Items from a data source:
-.-.-

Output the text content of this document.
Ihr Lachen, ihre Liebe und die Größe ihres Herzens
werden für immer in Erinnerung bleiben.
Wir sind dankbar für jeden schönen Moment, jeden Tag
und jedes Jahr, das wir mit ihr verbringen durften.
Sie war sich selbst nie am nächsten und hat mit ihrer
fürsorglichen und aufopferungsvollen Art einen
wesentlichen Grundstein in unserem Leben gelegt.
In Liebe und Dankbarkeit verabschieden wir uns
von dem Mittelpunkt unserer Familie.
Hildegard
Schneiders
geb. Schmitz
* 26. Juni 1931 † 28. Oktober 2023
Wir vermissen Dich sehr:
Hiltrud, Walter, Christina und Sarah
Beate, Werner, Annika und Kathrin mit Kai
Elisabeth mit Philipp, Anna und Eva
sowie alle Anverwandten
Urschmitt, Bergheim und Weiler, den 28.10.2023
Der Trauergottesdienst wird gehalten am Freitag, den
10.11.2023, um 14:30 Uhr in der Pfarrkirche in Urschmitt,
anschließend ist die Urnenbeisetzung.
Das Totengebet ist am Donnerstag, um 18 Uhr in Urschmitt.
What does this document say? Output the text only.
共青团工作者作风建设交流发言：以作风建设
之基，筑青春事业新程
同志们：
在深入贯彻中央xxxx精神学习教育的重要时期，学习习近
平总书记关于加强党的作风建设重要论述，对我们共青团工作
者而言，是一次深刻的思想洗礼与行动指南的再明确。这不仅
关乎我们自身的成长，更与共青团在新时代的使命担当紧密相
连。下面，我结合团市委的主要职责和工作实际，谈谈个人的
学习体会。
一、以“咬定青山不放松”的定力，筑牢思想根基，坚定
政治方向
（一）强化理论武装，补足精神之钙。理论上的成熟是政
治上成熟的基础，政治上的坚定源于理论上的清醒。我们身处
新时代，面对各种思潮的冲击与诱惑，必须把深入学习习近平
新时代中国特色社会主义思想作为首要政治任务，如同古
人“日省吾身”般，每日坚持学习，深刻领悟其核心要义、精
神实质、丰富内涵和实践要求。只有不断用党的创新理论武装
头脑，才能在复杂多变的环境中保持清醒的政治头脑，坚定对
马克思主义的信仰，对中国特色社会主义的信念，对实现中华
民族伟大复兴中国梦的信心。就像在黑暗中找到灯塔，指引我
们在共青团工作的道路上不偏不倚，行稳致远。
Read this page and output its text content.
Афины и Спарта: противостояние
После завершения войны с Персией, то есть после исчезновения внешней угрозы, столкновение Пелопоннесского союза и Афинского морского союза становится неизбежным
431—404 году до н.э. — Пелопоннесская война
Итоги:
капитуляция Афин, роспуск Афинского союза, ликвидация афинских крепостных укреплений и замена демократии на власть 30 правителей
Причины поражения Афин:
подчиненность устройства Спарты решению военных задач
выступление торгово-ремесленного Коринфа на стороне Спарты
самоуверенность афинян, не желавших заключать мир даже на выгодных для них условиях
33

-.-.-

- [Work to complete]:
Using the data above, print every record exactly as shown.

- [Response to the task]:
Output the text content of this document.
Ihr Lachen, ihre Liebe und die Größe ihres Herzens
werden für immer in Erinnerung bleiben.
Wir sind dankbar für jeden schönen Moment, jeden Tag
und jedes Jahr, das wir mit ihr verbringen durften.
Sie war sich selbst nie am nächsten und hat mit ihrer
fürsorglichen und aufopferungsvollen Art einen
wesentlichen Grundstein in unserem Leben gelegt.
In Liebe und Dankbarkeit verabschieden wir uns
von dem Mittelpunkt unserer Familie.
Hildegard
Schneiders
geb. Schmitz
* 26. Juni 1931 † 28. Oktober 2023
Wir vermissen Dich sehr:
Hiltrud, Walter, Christina und Sarah
Beate, Werner, Annika und Kathrin mit Kai
Elisabeth mit Philipp, Anna und Eva
sowie alle Anverwandten
Urschmitt, Bergheim und Weiler, den 28.10.2023
Der Trauergottesdienst wird gehalten am Freitag, den
10.11.2023, um 14:30 Uhr in der Pfarrkirche in Urschmitt,
anschließend ist die Urnenbeisetzung.
Das Totengebet ist am Donnerstag, um 18 Uhr in Urschmitt.
What does this document say? Output the text only.
共青团工作者作风建设交流发言：以作风建设
之基，筑青春事业新程
同志们：
在深入贯彻中央xxxx精神学习教育的重要时期，学习习近
平总书记关于加强党的作风建设重要论述，对我们共青团工作
者而言，是一次深刻的思想洗礼与行动指南的再明确。这不仅
关乎我们自身的成长，更与共青团在新时代的使命担当紧密相
连。下面，我结合团市委的主要职责和工作实际，谈谈个人的
学习体会。
一、以“咬定青山不放松”的定力，筑牢思想根基，坚定
政治方向
（一）强化理论武装，补足精神之钙。理论上的成熟是政
治上成熟的基础，政治上的坚定源于理论上的清醒。我们身处
新时代，面对各种思潮的冲击与诱惑，必须把深入学习习近平
新时代中国特色社会主义思想作为首要政治任务，如同古
人“日省吾身”般，每日坚持学习，深刻领悟其核心要义、精
神实质、丰富内涵和实践要求。只有不断用党的创新理论武装
头脑，才能在复杂多变的环境中保持清醒的政治头脑，坚定对
马克思主义的信仰，对中国特色社会主义的信念，对实现中华
民族伟大复兴中国梦的信心。就像在黑暗中找到灯塔，指引我
们在共青团工作的道路上不偏不倚，行稳致远。
Read this page and output its text content.
Афины и Спарта: противостояние
После завершения войны с Персией, то есть после исчезновения внешней угрозы, столкновение Пелопоннесского союза и Афинского морского союза становится неизбежным
431—404 году до н.э. — Пелопоннесская война
Итоги:
капитуляция Афин, роспуск Афинского союза, ликвидация афинских крепостных укреплений и замена демократии на власть 30 правителей
Причины поражения Афин:
подчиненность устройства Спарты решению военных задач
выступление торгово-ремесленного Коринфа на стороне Спарты
самоуверенность афинян, не желавших заключать мир даже на выгодных для них условиях
33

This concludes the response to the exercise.